Given information |

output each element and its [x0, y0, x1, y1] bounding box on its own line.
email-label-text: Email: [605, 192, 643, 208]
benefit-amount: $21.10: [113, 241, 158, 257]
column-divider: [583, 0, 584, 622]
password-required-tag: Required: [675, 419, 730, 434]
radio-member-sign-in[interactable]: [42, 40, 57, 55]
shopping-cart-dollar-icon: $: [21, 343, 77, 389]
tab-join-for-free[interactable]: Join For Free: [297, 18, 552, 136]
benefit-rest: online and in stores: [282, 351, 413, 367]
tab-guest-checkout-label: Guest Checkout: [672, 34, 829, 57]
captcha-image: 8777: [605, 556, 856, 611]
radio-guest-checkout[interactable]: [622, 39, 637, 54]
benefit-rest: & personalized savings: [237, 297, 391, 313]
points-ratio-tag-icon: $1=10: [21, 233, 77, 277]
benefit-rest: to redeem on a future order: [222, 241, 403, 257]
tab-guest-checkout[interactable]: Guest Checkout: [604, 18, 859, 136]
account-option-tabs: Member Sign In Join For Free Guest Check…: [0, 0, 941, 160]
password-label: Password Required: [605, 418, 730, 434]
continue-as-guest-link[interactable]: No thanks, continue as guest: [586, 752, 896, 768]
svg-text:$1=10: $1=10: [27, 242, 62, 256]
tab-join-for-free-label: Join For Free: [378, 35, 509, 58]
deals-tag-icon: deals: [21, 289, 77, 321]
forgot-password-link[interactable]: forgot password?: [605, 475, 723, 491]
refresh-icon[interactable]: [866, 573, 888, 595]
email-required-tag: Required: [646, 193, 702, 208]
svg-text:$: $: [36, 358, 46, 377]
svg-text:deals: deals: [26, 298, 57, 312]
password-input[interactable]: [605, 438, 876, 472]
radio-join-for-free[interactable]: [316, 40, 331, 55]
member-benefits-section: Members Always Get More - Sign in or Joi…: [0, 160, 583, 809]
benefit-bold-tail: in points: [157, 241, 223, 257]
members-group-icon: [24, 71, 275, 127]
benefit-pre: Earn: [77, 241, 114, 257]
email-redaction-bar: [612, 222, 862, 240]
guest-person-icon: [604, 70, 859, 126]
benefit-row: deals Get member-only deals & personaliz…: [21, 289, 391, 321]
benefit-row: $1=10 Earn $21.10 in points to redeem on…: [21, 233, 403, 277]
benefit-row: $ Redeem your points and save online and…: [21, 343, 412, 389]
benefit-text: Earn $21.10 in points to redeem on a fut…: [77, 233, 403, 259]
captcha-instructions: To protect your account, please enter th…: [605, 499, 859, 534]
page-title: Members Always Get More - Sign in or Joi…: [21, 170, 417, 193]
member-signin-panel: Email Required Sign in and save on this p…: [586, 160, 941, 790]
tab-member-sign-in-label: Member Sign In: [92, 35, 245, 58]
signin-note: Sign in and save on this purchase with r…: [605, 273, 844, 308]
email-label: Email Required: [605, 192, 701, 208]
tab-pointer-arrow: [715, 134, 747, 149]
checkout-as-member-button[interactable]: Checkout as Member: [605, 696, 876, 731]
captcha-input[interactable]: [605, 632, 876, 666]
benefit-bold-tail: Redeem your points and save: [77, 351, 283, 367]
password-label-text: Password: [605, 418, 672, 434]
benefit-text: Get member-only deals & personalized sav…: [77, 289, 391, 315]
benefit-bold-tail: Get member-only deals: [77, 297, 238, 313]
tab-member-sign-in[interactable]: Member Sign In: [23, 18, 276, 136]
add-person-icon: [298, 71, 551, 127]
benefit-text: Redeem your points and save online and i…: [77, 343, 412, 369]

Problem description | Update the listing above by replacing "Guest Checkout" with "Express Checkout" wherever it occurs, and reproduce every line with nothing else altered.

Answer to this exercise |
output each element and its [x0, y0, x1, y1] bounding box on its own line.
email-label-text: Email: [605, 192, 643, 208]
benefit-amount: $21.10: [113, 241, 158, 257]
column-divider: [583, 0, 584, 622]
password-required-tag: Required: [675, 419, 730, 434]
radio-member-sign-in[interactable]: [42, 40, 57, 55]
shopping-cart-dollar-icon: $: [21, 343, 77, 389]
tab-join-for-free[interactable]: Join For Free: [297, 18, 552, 136]
benefit-rest: online and in stores: [282, 351, 413, 367]
tab-guest-checkout-label: Express Checkout: [672, 34, 829, 57]
captcha-image: 8777: [605, 556, 856, 611]
radio-guest-checkout[interactable]: [622, 39, 637, 54]
benefit-rest: & personalized savings: [237, 297, 391, 313]
points-ratio-tag-icon: $1=10: [21, 233, 77, 277]
benefit-rest: to redeem on a future order: [222, 241, 403, 257]
tab-guest-checkout[interactable]: Express Checkout: [604, 18, 859, 136]
account-option-tabs: Member Sign In Join For Free Guest Check…: [0, 0, 941, 160]
password-label: Password Required: [605, 418, 730, 434]
continue-as-guest-link[interactable]: No thanks, continue as guest: [586, 752, 896, 768]
svg-text:$1=10: $1=10: [27, 242, 62, 256]
tab-join-for-free-label: Join For Free: [378, 35, 509, 58]
deals-tag-icon: deals: [21, 289, 77, 321]
forgot-password-link[interactable]: forgot password?: [605, 475, 723, 491]
refresh-icon[interactable]: [866, 573, 888, 595]
email-required-tag: Required: [646, 193, 702, 208]
svg-text:$: $: [36, 358, 46, 377]
svg-text:deals: deals: [26, 298, 57, 312]
password-input[interactable]: [605, 438, 876, 472]
radio-join-for-free[interactable]: [316, 40, 331, 55]
member-benefits-section: Members Always Get More - Sign in or Joi…: [0, 160, 583, 809]
benefit-bold-tail: in points: [157, 241, 223, 257]
members-group-icon: [24, 71, 275, 127]
benefit-pre: Earn: [77, 241, 114, 257]
email-redaction-bar: [612, 222, 862, 240]
guest-person-icon: [604, 70, 859, 126]
benefit-row: deals Get member-only deals & personaliz…: [21, 289, 391, 321]
benefit-row: $1=10 Earn $21.10 in points to redeem on…: [21, 233, 403, 277]
benefit-row: $ Redeem your points and save online and…: [21, 343, 412, 389]
benefit-text: Earn $21.10 in points to redeem on a fut…: [77, 233, 403, 259]
captcha-instructions: To protect your account, please enter th…: [605, 499, 859, 534]
page-title: Members Always Get More - Sign in or Joi…: [21, 170, 417, 193]
member-signin-panel: Email Required Sign in and save on this p…: [586, 160, 941, 790]
tab-member-sign-in-label: Member Sign In: [92, 35, 245, 58]
signin-note: Sign in and save on this purchase with r…: [605, 273, 844, 308]
email-label: Email Required: [605, 192, 701, 208]
tab-pointer-arrow: [715, 134, 747, 149]
checkout-as-member-button[interactable]: Checkout as Member: [605, 696, 876, 731]
captcha-input[interactable]: [605, 632, 876, 666]
benefit-bold-tail: Redeem your points and save: [77, 351, 283, 367]
password-label-text: Password: [605, 418, 672, 434]
benefit-text: Get member-only deals & personalized sav…: [77, 289, 391, 315]
benefit-bold-tail: Get member-only deals: [77, 297, 238, 313]
tab-member-sign-in[interactable]: Member Sign In: [23, 18, 276, 136]
add-person-icon: [298, 71, 551, 127]
benefit-text: Redeem your points and save online and i…: [77, 343, 412, 369]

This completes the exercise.